━━ Provided records

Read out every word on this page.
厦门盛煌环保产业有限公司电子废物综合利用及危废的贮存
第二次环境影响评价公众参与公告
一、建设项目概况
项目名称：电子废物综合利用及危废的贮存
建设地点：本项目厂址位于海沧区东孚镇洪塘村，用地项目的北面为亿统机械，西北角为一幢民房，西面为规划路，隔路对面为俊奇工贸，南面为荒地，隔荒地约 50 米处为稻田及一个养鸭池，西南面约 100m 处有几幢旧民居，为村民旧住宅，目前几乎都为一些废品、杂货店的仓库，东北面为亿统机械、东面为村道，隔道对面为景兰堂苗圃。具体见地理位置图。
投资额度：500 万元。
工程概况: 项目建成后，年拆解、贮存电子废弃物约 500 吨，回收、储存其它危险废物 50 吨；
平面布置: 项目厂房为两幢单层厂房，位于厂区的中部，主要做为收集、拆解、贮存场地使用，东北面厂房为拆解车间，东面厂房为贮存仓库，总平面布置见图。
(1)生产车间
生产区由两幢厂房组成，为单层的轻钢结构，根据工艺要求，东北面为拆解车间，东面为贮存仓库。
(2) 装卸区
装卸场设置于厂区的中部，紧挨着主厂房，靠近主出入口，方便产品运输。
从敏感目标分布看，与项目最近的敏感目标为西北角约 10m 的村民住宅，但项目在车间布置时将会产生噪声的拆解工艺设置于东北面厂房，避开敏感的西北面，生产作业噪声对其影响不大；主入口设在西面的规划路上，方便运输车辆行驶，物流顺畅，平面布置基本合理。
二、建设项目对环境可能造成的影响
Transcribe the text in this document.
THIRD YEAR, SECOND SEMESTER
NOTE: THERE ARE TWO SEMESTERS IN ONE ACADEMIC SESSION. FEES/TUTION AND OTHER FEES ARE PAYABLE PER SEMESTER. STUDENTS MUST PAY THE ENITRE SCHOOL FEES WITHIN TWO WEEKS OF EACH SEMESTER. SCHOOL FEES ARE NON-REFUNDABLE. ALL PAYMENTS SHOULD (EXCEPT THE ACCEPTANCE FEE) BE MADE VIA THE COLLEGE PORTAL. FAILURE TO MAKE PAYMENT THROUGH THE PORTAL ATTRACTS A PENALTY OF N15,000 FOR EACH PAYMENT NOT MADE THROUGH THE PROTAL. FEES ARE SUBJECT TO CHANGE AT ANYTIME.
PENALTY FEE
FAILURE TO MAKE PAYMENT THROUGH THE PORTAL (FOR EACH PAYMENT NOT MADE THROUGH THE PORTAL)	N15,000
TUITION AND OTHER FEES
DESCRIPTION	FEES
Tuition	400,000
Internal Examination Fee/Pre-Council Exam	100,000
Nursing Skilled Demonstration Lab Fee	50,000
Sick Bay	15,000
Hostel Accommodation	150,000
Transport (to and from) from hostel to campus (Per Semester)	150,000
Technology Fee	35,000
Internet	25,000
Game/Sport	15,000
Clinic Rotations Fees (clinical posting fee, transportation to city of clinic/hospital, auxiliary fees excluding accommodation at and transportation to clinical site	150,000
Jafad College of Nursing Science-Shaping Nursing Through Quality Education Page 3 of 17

━━━━

* Requirements:
Write out all the data again, exactly as it appears.

* Output for this task:
Read out every word on this page.
厦门盛煌环保产业有限公司电子废物综合利用及危废的贮存
第二次环境影响评价公众参与公告
一、建设项目概况
项目名称：电子废物综合利用及危废的贮存
建设地点：本项目厂址位于海沧区东孚镇洪塘村，用地项目的北面为亿统机械，西北角为一幢民房，西面为规划路，隔路对面为俊奇工贸，南面为荒地，隔荒地约 50 米处为稻田及一个养鸭池，西南面约 100m 处有几幢旧民居，为村民旧住宅，目前几乎都为一些废品、杂货店的仓库，东北面为亿统机械、东面为村道，隔道对面为景兰堂苗圃。具体见地理位置图。
投资额度：500 万元。
工程概况: 项目建成后，年拆解、贮存电子废弃物约 500 吨，回收、储存其它危险废物 50 吨；
平面布置: 项目厂房为两幢单层厂房，位于厂区的中部，主要做为收集、拆解、贮存场地使用，东北面厂房为拆解车间，东面厂房为贮存仓库，总平面布置见图。
(1)生产车间
生产区由两幢厂房组成，为单层的轻钢结构，根据工艺要求，东北面为拆解车间，东面为贮存仓库。
(2) 装卸区
装卸场设置于厂区的中部，紧挨着主厂房，靠近主出入口，方便产品运输。
从敏感目标分布看，与项目最近的敏感目标为西北角约 10m 的村民住宅，但项目在车间布置时将会产生噪声的拆解工艺设置于东北面厂房，避开敏感的西北面，生产作业噪声对其影响不大；主入口设在西面的规划路上，方便运输车辆行驶，物流顺畅，平面布置基本合理。
二、建设项目对环境可能造成的影响
Transcribe the text in this document.
THIRD YEAR, SECOND SEMESTER
NOTE: THERE ARE TWO SEMESTERS IN ONE ACADEMIC SESSION. FEES/TUTION AND OTHER FEES ARE PAYABLE PER SEMESTER. STUDENTS MUST PAY THE ENITRE SCHOOL FEES WITHIN TWO WEEKS OF EACH SEMESTER. SCHOOL FEES ARE NON-REFUNDABLE. ALL PAYMENTS SHOULD (EXCEPT THE ACCEPTANCE FEE) BE MADE VIA THE COLLEGE PORTAL. FAILURE TO MAKE PAYMENT THROUGH THE PORTAL ATTRACTS A PENALTY OF N15,000 FOR EACH PAYMENT NOT MADE THROUGH THE PROTAL. FEES ARE SUBJECT TO CHANGE AT ANYTIME.
PENALTY FEE
FAILURE TO MAKE PAYMENT THROUGH THE PORTAL (FOR EACH PAYMENT NOT MADE THROUGH THE PORTAL)	N15,000
TUITION AND OTHER FEES
DESCRIPTION	FEES
Tuition	400,000
Internal Examination Fee/Pre-Council Exam	100,000
Nursing Skilled Demonstration Lab Fee	50,000
Sick Bay	15,000
Hostel Accommodation	150,000
Transport (to and from) from hostel to campus (Per Semester)	150,000
Technology Fee	35,000
Internet	25,000
Game/Sport	15,000
Clinic Rotations Fees (clinical posting fee, transportation to city of clinic/hospital, auxiliary fees excluding accommodation at and transportation to clinical site	150,000
Jafad College of Nursing Science-Shaping Nursing Through Quality Education Page 3 of 17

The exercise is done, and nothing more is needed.